**BRIEF:**
Transcribe every line of the records verbatim.

Dataset rows
☆ ☆ ☆ ☆ ☆ ☆ ☆

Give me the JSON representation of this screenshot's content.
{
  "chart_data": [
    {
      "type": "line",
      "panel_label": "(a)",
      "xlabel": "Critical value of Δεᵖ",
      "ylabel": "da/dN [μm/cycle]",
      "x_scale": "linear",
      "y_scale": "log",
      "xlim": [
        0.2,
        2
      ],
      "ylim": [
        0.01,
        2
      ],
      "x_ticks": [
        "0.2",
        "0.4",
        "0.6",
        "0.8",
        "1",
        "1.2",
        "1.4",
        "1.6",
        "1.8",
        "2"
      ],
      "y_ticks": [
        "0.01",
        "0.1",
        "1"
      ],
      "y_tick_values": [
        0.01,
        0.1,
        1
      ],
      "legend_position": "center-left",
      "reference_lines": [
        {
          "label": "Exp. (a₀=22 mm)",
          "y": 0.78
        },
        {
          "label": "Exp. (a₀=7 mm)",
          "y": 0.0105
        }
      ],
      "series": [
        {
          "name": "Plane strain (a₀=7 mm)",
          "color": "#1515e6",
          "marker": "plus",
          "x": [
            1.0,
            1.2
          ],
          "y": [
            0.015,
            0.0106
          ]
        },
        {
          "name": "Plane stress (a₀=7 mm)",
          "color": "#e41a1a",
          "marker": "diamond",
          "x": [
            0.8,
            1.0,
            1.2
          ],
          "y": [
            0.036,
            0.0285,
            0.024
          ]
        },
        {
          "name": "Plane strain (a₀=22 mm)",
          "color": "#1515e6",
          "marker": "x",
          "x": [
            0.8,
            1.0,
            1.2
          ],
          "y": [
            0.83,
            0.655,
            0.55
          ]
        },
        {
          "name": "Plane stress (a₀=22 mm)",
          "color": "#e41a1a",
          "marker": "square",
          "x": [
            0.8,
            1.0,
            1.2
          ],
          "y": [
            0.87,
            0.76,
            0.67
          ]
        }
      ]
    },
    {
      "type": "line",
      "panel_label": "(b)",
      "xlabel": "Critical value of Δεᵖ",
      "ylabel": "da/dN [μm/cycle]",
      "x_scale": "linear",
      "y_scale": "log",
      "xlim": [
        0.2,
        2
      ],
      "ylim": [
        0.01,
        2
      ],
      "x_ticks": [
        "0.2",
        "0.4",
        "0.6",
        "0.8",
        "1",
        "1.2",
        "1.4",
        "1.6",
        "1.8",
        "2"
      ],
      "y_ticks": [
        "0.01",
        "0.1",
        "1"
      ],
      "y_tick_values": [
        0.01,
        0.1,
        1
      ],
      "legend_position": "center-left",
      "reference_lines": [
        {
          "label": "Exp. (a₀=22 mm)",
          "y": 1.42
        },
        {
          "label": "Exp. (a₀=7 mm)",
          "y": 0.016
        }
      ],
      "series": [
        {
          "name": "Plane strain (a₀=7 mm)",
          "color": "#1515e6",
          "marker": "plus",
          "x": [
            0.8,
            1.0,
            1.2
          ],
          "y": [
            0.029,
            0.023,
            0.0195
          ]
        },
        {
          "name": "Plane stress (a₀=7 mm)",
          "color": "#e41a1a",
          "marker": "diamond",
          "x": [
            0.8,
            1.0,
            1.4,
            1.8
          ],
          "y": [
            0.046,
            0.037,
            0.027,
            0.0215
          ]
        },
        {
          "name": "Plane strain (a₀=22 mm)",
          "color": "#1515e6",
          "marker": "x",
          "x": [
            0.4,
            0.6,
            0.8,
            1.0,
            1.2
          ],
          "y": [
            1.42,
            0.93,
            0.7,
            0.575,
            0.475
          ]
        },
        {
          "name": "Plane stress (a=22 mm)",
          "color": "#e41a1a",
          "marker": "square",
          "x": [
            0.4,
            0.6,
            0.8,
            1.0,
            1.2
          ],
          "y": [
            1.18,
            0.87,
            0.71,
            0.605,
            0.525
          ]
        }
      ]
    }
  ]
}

☆ ☆ ☆ ☆ ☆ ☆ ☆

**EXERCISE RESPONSE:**
Give me the JSON representation of this screenshot's content.
{
  "chart_data": [
    {
      "type": "line",
      "panel_label": "(a)",
      "xlabel": "Critical value of Δεᵖ",
      "ylabel": "da/dN [μm/cycle]",
      "x_scale": "linear",
      "y_scale": "log",
      "xlim": [
        0.2,
        2
      ],
      "ylim": [
        0.01,
        2
      ],
      "x_ticks": [
        "0.2",
        "0.4",
        "0.6",
        "0.8",
        "1",
        "1.2",
        "1.4",
        "1.6",
        "1.8",
        "2"
      ],
      "y_ticks": [
        "0.01",
        "0.1",
        "1"
      ],
      "y_tick_values": [
        0.01,
        0.1,
        1
      ],
      "legend_position": "center-left",
      "reference_lines": [
        {
          "label": "Exp. (a₀=22 mm)",
          "y": 0.78
        },
        {
          "label": "Exp. (a₀=7 mm)",
          "y": 0.0105
        }
      ],
      "series": [
        {
          "name": "Plane strain (a₀=7 mm)",
          "color": "#1515e6",
          "marker": "plus",
          "x": [
            1.0,
            1.2
          ],
          "y": [
            0.015,
            0.0106
          ]
        },
        {
          "name": "Plane stress (a₀=7 mm)",
          "color": "#e41a1a",
          "marker": "diamond",
          "x": [
            0.8,
            1.0,
            1.2
          ],
          "y": [
            0.036,
            0.0285,
            0.024
          ]
        },
        {
          "name": "Plane strain (a₀=22 mm)",
          "color": "#1515e6",
          "marker": "x",
          "x": [
            0.8,
            1.0,
            1.2
          ],
          "y": [
            0.83,
            0.655,
            0.55
          ]
        },
        {
          "name": "Plane stress (a₀=22 mm)",
          "color": "#e41a1a",
          "marker": "square",
          "x": [
            0.8,
            1.0,
            1.2
          ],
          "y": [
            0.87,
            0.76,
            0.67
          ]
        }
      ]
    },
    {
      "type": "line",
      "panel_label": "(b)",
      "xlabel": "Critical value of Δεᵖ",
      "ylabel": "da/dN [μm/cycle]",
      "x_scale": "linear",
      "y_scale": "log",
      "xlim": [
        0.2,
        2
      ],
      "ylim": [
        0.01,
        2
      ],
      "x_ticks": [
        "0.2",
        "0.4",
        "0.6",
        "0.8",
        "1",
        "1.2",
        "1.4",
        "1.6",
        "1.8",
        "2"
      ],
      "y_ticks": [
        "0.01",
        "0.1",
        "1"
      ],
      "y_tick_values": [
        0.01,
        0.1,
        1
      ],
      "legend_position": "center-left",
      "reference_lines": [
        {
          "label": "Exp. (a₀=22 mm)",
          "y": 1.42
        },
        {
          "label": "Exp. (a₀=7 mm)",
          "y": 0.016
        }
      ],
      "series": [
        {
          "name": "Plane strain (a₀=7 mm)",
          "color": "#1515e6",
          "marker": "plus",
          "x": [
            0.8,
            1.0,
            1.2
          ],
          "y": [
            0.029,
            0.023,
            0.0195
          ]
        },
        {
          "name": "Plane stress (a₀=7 mm)",
          "color": "#e41a1a",
          "marker": "diamond",
          "x": [
            0.8,
            1.0,
            1.4,
            1.8
          ],
          "y": [
            0.046,
            0.037,
            0.027,
            0.0215
          ]
        },
        {
          "name": "Plane strain (a₀=22 mm)",
          "color": "#1515e6",
          "marker": "x",
          "x": [
            0.4,
            0.6,
            0.8,
            1.0,
            1.2
          ],
          "y": [
            1.42,
            0.93,
            0.7,
            0.575,
            0.475
          ]
        },
        {
          "name": "Plane stress (a=22 mm)",
          "color": "#e41a1a",
          "marker": "square",
          "x": [
            0.4,
            0.6,
            0.8,
            1.0,
            1.2
          ],
          "y": [
            1.18,
            0.87,
            0.71,
            0.605,
            0.525
          ]
        }
      ]
    }
  ]
}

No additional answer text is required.